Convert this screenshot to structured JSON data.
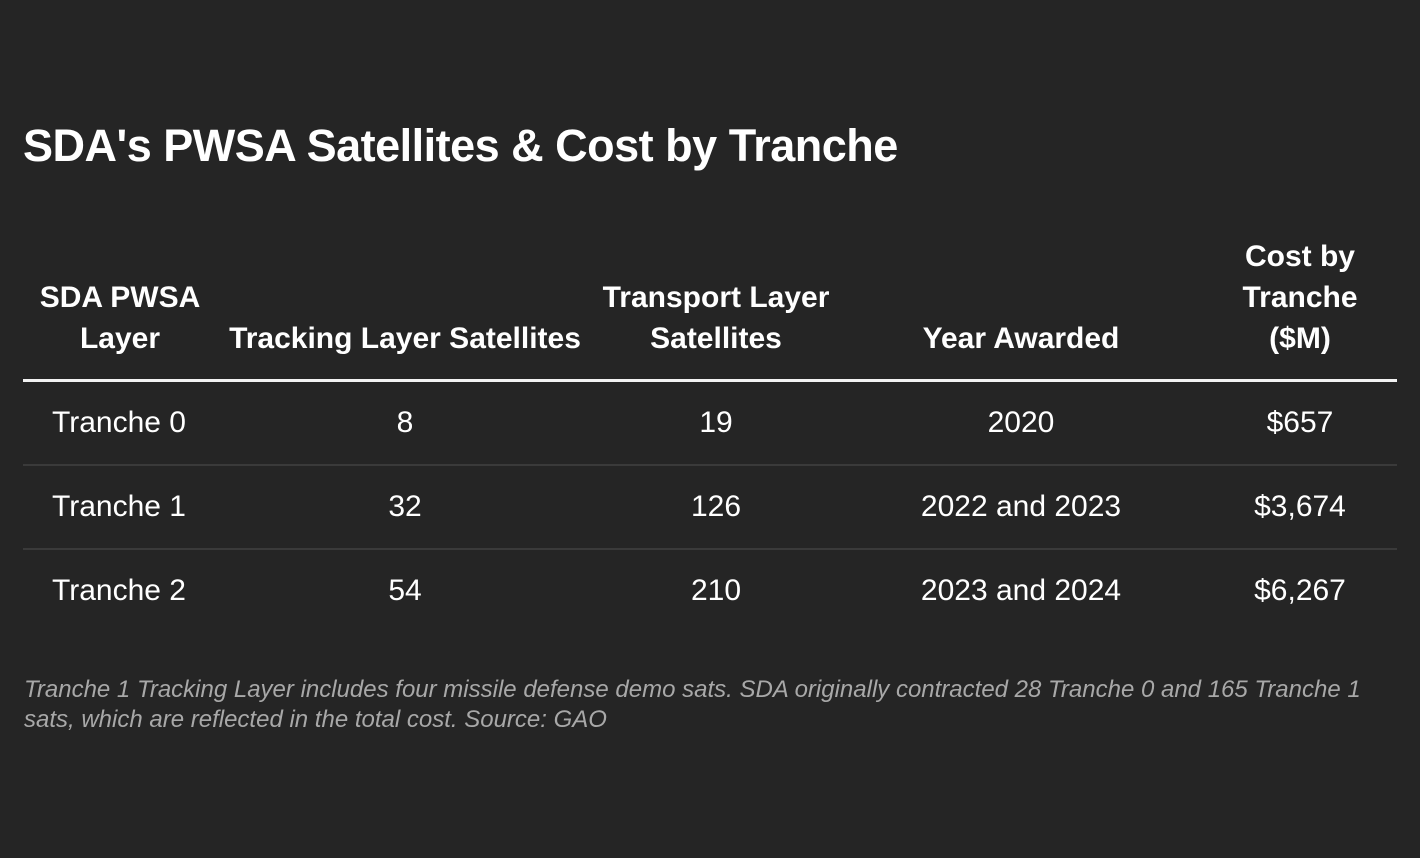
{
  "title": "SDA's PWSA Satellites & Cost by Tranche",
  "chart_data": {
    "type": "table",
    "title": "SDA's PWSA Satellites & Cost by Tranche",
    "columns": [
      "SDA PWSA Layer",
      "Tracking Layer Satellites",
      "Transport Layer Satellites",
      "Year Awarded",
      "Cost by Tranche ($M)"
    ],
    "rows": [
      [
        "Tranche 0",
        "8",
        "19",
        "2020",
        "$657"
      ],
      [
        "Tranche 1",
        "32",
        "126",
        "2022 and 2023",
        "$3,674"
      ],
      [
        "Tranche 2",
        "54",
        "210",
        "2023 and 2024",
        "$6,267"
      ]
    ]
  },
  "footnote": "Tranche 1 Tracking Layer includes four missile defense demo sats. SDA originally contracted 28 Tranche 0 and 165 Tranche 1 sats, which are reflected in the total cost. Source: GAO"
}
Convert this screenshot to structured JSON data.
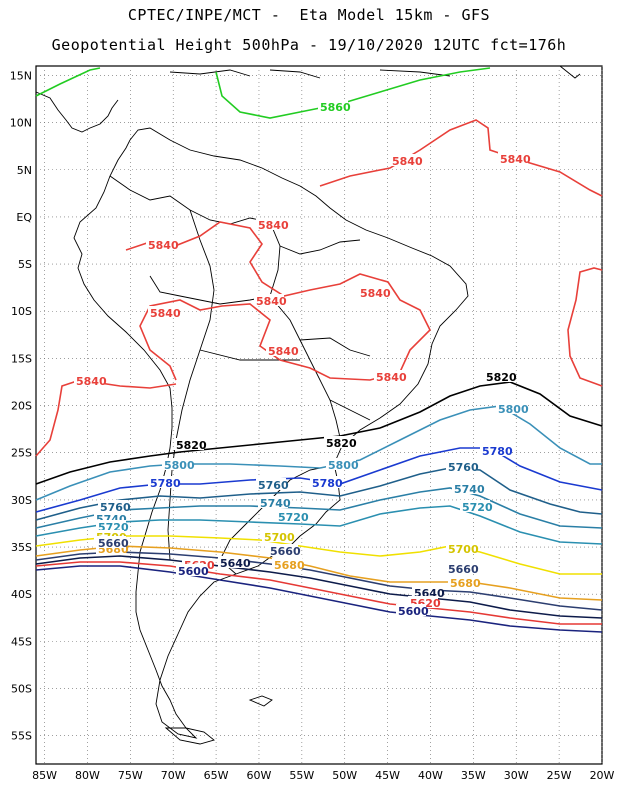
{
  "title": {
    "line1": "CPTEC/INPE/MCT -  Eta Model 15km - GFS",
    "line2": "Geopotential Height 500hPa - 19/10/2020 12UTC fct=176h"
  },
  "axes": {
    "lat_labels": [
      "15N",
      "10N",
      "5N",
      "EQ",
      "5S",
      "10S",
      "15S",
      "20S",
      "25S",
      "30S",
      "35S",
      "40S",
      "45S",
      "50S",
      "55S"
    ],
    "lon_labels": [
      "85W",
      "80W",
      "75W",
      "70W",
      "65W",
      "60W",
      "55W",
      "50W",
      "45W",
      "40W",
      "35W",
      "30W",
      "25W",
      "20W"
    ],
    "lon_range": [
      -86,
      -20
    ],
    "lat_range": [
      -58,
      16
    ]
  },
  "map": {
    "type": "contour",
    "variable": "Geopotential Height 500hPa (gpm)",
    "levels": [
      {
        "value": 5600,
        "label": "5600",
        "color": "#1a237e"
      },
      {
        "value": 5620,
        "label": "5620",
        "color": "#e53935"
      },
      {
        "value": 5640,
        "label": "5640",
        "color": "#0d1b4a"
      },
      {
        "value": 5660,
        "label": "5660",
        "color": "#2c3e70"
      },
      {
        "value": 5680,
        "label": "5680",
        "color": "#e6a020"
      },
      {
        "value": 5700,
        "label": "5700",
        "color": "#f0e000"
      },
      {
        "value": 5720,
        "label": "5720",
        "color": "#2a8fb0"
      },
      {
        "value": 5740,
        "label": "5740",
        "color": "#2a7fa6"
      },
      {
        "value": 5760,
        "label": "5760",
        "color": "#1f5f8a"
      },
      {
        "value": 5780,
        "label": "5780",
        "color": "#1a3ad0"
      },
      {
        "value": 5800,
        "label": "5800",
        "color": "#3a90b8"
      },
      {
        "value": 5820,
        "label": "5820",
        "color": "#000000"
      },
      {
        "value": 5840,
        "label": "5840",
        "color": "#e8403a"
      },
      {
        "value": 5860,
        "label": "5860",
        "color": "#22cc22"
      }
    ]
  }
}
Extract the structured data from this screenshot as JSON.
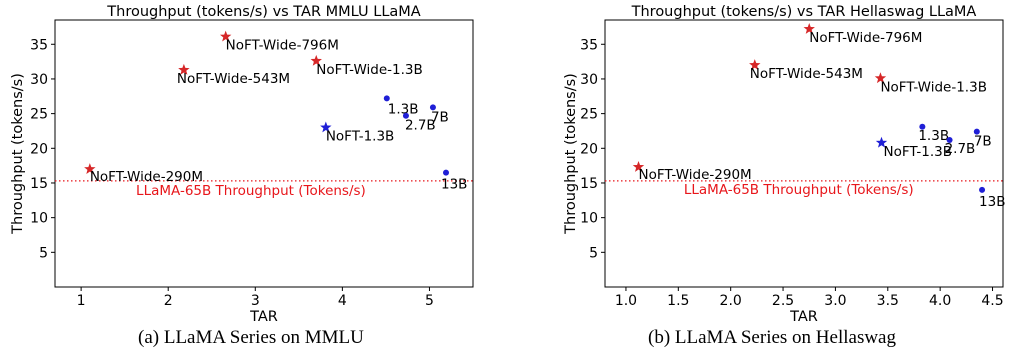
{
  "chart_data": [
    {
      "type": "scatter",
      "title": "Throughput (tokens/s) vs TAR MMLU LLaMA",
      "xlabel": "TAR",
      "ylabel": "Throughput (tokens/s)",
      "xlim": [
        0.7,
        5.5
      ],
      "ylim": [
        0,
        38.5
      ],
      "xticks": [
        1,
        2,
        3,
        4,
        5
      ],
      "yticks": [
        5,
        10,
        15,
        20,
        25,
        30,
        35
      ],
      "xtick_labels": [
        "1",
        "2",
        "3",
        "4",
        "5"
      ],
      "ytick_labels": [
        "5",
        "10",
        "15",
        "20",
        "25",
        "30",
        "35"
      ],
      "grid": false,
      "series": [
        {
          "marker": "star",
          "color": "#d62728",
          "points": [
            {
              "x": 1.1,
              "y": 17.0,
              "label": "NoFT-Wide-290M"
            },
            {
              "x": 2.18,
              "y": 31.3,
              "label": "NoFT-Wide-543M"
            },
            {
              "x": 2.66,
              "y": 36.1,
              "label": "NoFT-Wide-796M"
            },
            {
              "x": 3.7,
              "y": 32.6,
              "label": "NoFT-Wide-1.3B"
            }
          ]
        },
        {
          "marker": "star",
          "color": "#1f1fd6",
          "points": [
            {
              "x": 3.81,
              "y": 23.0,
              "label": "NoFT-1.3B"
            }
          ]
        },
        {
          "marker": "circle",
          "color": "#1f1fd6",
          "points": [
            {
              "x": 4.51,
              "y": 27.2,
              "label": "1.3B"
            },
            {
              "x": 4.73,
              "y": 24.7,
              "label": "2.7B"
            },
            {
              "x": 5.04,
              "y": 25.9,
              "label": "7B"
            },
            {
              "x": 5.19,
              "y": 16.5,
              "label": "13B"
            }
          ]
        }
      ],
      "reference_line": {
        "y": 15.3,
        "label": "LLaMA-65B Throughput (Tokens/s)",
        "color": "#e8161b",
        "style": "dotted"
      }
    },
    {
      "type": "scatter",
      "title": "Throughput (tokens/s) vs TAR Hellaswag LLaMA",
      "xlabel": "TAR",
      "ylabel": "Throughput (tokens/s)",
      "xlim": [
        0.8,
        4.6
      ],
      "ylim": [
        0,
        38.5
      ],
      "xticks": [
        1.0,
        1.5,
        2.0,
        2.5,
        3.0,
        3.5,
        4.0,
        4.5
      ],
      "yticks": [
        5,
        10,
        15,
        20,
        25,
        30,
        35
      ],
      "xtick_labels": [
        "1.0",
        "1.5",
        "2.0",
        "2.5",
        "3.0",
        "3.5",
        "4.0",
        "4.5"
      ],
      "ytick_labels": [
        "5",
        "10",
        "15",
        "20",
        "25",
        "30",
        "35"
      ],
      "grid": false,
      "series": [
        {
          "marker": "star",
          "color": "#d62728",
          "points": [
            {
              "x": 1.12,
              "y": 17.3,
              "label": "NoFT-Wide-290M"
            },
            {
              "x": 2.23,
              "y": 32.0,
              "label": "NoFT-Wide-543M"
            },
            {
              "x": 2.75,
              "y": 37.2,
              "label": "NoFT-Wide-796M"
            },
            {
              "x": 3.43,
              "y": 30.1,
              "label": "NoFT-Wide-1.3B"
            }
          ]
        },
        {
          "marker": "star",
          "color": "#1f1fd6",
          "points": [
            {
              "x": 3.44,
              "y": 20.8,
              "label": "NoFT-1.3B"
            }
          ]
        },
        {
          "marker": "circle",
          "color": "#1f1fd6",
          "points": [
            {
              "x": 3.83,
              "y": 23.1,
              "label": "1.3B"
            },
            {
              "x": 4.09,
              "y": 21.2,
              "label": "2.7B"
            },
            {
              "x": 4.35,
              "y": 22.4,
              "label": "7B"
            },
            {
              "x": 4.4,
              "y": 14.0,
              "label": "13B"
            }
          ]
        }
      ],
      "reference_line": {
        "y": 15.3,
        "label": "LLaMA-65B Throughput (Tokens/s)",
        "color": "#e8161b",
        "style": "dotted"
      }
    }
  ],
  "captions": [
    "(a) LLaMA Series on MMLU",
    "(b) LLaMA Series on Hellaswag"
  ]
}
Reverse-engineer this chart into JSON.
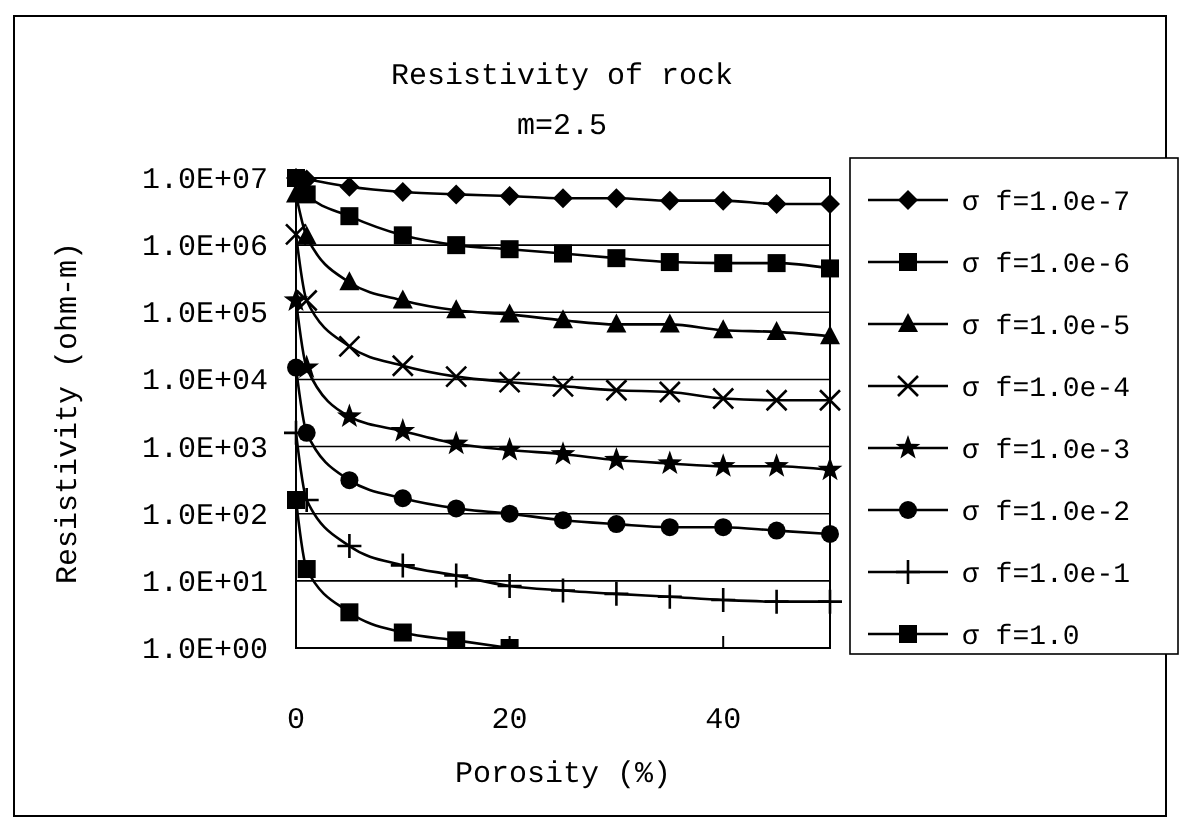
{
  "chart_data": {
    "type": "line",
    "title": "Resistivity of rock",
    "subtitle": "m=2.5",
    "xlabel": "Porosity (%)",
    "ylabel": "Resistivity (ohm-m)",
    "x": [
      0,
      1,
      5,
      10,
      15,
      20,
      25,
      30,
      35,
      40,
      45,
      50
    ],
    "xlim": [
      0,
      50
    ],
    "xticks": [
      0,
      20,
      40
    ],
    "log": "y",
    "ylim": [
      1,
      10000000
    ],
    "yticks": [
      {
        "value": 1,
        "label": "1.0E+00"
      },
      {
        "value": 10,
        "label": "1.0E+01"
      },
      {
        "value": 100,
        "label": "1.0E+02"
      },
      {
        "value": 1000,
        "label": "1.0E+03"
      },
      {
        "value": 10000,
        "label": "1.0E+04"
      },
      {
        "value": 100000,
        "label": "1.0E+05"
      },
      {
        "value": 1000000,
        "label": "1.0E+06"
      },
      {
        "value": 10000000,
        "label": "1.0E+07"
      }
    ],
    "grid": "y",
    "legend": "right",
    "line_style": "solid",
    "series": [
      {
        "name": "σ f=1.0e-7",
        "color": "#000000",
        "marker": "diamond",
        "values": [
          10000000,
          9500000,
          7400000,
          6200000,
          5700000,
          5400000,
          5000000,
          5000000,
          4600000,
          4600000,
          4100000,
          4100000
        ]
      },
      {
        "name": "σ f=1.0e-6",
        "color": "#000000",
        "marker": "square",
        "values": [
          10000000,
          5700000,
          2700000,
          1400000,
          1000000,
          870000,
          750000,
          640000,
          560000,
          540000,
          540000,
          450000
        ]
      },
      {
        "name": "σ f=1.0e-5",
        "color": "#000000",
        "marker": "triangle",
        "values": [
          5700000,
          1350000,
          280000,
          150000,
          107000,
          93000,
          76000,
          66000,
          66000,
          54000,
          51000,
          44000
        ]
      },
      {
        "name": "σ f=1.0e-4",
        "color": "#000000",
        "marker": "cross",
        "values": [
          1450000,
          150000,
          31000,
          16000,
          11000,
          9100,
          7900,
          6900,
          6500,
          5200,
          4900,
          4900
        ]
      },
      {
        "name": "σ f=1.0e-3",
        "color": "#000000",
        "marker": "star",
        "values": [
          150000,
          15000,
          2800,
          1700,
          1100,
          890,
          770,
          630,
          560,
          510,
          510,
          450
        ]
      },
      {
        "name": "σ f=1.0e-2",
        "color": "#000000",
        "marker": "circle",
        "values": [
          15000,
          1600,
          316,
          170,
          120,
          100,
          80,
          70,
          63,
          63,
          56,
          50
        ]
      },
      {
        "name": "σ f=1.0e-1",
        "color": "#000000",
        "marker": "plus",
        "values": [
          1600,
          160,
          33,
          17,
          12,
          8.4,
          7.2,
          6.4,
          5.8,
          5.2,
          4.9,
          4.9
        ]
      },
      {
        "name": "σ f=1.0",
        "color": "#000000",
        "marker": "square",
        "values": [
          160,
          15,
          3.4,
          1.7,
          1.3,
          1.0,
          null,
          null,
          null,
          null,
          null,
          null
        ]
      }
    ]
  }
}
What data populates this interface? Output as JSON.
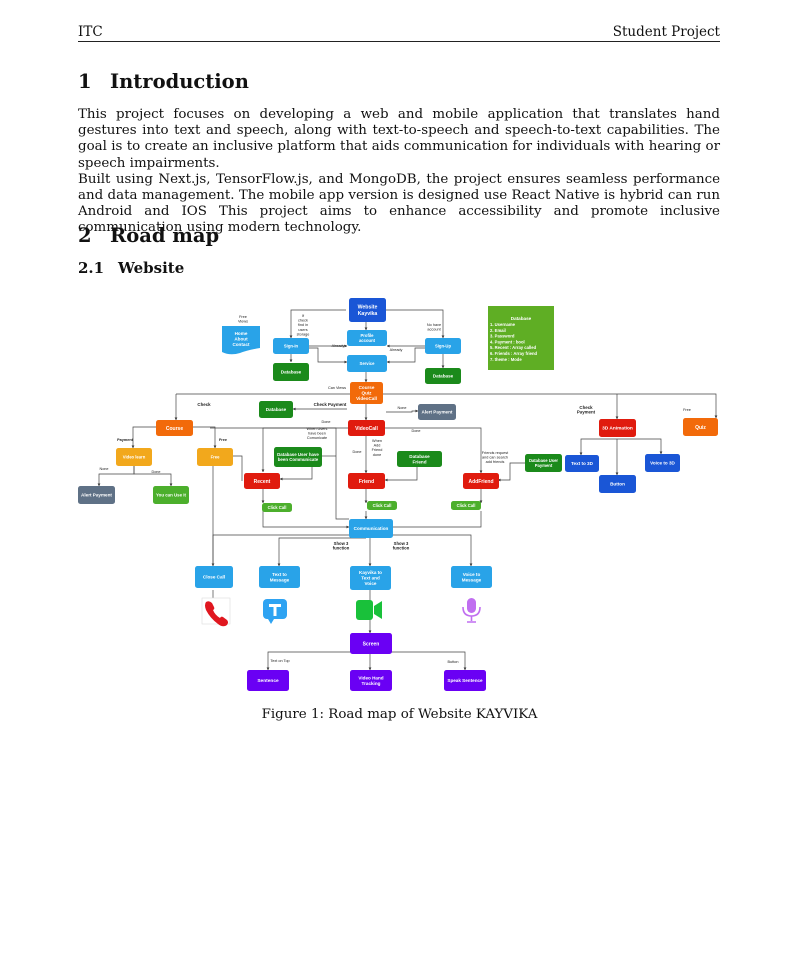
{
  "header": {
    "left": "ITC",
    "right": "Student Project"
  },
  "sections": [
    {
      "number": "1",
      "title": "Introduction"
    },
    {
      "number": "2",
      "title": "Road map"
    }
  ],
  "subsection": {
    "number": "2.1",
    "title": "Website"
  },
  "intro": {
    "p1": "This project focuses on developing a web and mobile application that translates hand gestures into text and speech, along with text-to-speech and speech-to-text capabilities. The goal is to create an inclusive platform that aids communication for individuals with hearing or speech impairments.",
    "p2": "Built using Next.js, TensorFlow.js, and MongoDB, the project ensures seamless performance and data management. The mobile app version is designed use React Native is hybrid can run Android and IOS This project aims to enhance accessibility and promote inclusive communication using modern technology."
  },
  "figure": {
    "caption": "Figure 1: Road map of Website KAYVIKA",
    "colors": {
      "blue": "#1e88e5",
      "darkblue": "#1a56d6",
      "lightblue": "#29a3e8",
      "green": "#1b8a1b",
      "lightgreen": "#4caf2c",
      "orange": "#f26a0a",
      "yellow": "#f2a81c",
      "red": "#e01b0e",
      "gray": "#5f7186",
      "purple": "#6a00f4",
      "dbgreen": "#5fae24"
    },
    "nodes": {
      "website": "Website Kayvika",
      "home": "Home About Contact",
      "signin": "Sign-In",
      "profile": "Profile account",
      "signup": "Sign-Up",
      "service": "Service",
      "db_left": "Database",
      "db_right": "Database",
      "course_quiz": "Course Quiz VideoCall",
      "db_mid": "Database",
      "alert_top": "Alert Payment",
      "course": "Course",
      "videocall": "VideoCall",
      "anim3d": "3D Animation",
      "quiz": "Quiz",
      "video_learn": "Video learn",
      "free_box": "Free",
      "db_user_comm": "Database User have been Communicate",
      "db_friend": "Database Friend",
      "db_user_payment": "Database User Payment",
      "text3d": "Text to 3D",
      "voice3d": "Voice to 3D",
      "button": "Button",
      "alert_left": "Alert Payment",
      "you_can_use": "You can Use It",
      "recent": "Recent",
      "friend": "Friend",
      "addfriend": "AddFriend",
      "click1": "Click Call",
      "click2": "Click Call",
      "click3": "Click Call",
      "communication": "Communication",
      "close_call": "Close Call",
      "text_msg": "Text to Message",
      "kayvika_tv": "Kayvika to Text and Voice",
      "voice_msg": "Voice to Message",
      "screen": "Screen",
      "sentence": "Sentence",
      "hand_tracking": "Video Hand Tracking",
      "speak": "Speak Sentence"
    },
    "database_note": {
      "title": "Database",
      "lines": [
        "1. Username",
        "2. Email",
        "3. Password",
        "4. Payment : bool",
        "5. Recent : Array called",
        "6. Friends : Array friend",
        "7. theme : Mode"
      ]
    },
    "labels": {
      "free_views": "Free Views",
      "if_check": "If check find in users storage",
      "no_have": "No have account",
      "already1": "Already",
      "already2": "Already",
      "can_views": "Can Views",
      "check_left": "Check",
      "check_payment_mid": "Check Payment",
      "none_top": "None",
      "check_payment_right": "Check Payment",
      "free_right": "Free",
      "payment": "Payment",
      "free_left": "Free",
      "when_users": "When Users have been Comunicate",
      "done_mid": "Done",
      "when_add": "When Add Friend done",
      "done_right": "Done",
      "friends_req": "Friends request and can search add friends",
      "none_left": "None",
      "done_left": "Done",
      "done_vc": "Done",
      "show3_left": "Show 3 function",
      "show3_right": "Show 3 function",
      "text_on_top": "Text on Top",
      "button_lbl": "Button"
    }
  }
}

————————

WHAT TO WORK ON: For this exercise, gather every line of the data that contains the word "MMLU".

OUTPUT FOR THIS EXERCISE:
      "title": "Throughput (tokens/s) vs TAR MMLU LLaMA",
    "(a) LLaMA Series on MMLU",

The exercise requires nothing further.